*Records from a data collection*

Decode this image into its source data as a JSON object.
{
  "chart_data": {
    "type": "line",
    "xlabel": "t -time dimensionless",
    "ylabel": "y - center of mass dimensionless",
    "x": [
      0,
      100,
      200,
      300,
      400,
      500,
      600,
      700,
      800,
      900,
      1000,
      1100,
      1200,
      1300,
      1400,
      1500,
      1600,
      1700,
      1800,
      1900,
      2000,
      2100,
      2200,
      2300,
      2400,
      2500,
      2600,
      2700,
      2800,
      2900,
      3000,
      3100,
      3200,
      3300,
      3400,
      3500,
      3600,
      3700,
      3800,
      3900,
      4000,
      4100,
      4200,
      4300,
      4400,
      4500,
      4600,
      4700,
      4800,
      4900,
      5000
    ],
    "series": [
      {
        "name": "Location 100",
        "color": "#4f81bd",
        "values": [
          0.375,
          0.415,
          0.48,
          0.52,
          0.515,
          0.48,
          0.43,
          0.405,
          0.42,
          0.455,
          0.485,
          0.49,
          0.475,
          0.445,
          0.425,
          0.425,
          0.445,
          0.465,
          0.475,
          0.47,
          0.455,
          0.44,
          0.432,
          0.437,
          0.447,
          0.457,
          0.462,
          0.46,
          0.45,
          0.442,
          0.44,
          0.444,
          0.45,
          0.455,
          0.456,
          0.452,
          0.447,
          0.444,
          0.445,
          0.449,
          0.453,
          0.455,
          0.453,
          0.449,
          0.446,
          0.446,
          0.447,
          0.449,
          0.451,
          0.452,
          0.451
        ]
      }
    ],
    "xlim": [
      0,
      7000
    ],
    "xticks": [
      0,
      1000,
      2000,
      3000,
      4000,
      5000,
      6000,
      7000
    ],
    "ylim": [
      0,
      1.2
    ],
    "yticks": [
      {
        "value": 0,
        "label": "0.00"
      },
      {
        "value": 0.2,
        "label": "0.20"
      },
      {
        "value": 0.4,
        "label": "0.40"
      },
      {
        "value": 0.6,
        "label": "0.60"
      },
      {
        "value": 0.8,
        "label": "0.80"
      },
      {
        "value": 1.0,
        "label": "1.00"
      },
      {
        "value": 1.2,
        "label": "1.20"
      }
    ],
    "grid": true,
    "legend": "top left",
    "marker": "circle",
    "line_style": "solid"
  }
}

*What needs to be done*
Write the entries again, exactly as they stand.

*Expected answer*
Decode this image into its source data as a JSON object.
{
  "chart_data": {
    "type": "line",
    "xlabel": "t -time dimensionless",
    "ylabel": "y - center of mass dimensionless",
    "x": [
      0,
      100,
      200,
      300,
      400,
      500,
      600,
      700,
      800,
      900,
      1000,
      1100,
      1200,
      1300,
      1400,
      1500,
      1600,
      1700,
      1800,
      1900,
      2000,
      2100,
      2200,
      2300,
      2400,
      2500,
      2600,
      2700,
      2800,
      2900,
      3000,
      3100,
      3200,
      3300,
      3400,
      3500,
      3600,
      3700,
      3800,
      3900,
      4000,
      4100,
      4200,
      4300,
      4400,
      4500,
      4600,
      4700,
      4800,
      4900,
      5000
    ],
    "series": [
      {
        "name": "Location 100",
        "color": "#4f81bd",
        "values": [
          0.375,
          0.415,
          0.48,
          0.52,
          0.515,
          0.48,
          0.43,
          0.405,
          0.42,
          0.455,
          0.485,
          0.49,
          0.475,
          0.445,
          0.425,
          0.425,
          0.445,
          0.465,
          0.475,
          0.47,
          0.455,
          0.44,
          0.432,
          0.437,
          0.447,
          0.457,
          0.462,
          0.46,
          0.45,
          0.442,
          0.44,
          0.444,
          0.45,
          0.455,
          0.456,
          0.452,
          0.447,
          0.444,
          0.445,
          0.449,
          0.453,
          0.455,
          0.453,
          0.449,
          0.446,
          0.446,
          0.447,
          0.449,
          0.451,
          0.452,
          0.451
        ]
      }
    ],
    "xlim": [
      0,
      7000
    ],
    "xticks": [
      0,
      1000,
      2000,
      3000,
      4000,
      5000,
      6000,
      7000
    ],
    "ylim": [
      0,
      1.2
    ],
    "yticks": [
      {
        "value": 0,
        "label": "0.00"
      },
      {
        "value": 0.2,
        "label": "0.20"
      },
      {
        "value": 0.4,
        "label": "0.40"
      },
      {
        "value": 0.6,
        "label": "0.60"
      },
      {
        "value": 0.8,
        "label": "0.80"
      },
      {
        "value": 1.0,
        "label": "1.00"
      },
      {
        "value": 1.2,
        "label": "1.20"
      }
    ],
    "grid": true,
    "legend": "top left",
    "marker": "circle",
    "line_style": "solid"
  }
}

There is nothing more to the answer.